### Stated task
Keep only the lines that hold the string "running", filtering out the rest of the entries below.

### Supplied entries
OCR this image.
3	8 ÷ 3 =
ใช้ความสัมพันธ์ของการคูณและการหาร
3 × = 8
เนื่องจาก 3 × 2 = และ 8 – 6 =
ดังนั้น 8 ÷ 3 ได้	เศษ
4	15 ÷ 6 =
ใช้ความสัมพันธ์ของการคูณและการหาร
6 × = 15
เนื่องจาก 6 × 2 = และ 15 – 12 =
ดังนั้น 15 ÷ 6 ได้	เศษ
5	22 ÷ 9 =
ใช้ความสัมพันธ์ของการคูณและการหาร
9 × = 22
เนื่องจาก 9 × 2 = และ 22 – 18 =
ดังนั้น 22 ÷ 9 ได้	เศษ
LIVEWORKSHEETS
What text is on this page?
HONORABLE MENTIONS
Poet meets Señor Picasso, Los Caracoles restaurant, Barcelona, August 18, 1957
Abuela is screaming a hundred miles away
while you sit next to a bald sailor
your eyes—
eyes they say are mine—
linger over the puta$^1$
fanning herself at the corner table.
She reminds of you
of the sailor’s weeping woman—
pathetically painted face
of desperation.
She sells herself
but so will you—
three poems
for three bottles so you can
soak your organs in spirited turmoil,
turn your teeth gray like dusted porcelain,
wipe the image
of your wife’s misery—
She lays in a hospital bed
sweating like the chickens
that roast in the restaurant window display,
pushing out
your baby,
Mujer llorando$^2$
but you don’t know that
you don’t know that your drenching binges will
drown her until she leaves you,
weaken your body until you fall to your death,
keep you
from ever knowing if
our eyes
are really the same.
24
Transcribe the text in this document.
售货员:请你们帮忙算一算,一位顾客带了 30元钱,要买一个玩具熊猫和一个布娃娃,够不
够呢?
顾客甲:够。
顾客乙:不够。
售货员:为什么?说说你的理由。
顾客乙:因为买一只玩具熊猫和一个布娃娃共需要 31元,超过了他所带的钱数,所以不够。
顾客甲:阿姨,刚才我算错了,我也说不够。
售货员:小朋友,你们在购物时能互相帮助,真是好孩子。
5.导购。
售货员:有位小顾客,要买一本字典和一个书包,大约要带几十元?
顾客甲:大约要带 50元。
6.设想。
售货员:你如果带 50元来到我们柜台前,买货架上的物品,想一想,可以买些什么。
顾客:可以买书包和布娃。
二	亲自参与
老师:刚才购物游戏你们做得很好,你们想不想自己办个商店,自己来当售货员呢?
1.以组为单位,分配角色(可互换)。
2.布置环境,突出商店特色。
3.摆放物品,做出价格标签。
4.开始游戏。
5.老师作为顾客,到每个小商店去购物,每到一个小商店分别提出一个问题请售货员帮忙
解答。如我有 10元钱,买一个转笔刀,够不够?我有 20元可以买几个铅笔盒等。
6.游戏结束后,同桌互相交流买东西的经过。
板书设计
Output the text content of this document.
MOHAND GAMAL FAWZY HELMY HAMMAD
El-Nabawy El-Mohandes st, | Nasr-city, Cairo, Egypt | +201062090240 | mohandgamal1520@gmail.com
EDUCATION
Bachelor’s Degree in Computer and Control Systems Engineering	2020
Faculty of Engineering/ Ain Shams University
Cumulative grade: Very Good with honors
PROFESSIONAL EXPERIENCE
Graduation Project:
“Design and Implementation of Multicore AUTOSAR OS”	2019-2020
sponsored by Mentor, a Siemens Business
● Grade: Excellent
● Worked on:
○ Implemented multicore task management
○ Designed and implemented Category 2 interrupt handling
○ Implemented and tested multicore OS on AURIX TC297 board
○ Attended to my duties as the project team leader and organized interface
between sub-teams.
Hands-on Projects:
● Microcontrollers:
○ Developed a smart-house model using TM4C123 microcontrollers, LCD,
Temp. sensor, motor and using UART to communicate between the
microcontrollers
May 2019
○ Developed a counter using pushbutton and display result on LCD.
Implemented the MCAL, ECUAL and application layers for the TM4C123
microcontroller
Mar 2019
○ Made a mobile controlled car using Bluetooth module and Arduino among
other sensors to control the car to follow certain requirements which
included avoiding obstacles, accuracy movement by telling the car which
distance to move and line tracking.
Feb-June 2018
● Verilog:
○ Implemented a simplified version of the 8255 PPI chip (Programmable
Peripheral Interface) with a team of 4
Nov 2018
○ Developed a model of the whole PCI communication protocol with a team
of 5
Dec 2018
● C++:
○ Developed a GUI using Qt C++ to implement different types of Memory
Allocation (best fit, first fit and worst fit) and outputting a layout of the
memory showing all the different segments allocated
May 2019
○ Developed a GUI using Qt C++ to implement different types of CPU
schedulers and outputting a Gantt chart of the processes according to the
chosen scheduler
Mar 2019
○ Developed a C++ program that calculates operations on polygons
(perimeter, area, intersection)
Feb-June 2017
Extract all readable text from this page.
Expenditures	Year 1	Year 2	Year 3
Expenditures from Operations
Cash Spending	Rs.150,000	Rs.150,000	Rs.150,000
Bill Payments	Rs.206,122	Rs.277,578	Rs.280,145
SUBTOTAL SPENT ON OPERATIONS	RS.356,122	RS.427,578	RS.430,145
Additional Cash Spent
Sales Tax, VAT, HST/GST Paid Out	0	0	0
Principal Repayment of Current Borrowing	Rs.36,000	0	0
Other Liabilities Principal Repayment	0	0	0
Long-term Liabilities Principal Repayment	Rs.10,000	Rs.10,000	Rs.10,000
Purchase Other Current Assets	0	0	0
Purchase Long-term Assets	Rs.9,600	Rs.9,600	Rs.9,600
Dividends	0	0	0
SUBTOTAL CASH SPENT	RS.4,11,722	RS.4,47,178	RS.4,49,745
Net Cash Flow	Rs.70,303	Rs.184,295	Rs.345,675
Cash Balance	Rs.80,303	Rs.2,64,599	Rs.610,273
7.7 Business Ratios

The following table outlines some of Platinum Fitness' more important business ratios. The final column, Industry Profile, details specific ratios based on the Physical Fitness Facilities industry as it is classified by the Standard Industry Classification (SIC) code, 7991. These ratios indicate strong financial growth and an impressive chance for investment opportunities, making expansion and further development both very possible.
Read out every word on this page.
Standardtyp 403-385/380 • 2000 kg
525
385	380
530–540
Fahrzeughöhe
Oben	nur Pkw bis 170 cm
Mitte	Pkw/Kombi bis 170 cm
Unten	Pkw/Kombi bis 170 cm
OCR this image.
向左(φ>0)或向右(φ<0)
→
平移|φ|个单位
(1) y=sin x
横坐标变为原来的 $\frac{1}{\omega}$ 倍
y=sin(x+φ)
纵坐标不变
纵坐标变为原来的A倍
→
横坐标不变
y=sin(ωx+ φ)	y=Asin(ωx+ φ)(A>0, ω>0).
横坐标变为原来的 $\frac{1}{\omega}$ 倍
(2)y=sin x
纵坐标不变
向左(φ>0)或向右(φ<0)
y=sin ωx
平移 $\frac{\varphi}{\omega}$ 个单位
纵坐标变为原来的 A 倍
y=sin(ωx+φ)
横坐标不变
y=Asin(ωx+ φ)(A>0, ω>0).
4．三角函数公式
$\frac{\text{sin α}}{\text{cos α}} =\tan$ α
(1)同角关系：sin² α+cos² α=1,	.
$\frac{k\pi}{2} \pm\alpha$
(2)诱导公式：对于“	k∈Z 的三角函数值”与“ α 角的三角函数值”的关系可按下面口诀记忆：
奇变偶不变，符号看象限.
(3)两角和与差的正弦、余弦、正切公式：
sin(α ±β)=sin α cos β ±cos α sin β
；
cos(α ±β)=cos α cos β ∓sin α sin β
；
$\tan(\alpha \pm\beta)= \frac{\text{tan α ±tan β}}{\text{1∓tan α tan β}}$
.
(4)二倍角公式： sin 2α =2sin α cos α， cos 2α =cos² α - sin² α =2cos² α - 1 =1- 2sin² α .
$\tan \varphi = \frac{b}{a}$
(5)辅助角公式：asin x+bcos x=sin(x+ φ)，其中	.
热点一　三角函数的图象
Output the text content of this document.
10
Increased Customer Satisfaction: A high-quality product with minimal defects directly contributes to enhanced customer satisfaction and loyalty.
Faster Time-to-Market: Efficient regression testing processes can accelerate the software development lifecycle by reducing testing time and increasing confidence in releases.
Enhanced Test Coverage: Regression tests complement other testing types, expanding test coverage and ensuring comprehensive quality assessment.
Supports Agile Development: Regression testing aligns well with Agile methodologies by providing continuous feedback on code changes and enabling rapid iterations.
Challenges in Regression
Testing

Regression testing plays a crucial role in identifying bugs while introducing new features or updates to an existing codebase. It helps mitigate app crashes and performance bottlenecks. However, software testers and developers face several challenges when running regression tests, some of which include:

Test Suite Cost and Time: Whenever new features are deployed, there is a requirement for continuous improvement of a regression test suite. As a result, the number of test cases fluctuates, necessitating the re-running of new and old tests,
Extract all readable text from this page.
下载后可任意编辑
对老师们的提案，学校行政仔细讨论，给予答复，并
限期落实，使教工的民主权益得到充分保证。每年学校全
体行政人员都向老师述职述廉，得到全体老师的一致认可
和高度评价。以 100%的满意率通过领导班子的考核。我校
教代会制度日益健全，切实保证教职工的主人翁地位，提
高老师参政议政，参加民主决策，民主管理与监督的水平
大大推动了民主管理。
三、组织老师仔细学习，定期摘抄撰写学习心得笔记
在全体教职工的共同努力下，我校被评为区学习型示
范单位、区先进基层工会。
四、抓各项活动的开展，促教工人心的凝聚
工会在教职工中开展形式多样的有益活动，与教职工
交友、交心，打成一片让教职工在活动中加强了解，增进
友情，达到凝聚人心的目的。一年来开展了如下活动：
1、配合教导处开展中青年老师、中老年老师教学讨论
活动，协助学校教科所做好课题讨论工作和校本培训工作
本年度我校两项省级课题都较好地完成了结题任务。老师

### The reply
Regression testing plays a crucial role in identifying bugs while introducing new features or updates to an existing codebase. It helps mitigate app crashes and performance bottlenecks. However, software testers and developers face several challenges when running regression tests, some of which include:
Test Suite Cost and Time: Whenever new features are deployed, there is a requirement for continuous improvement of a regression test suite. As a result, the number of test cases fluctuates, necessitating the re-running of new and old tests,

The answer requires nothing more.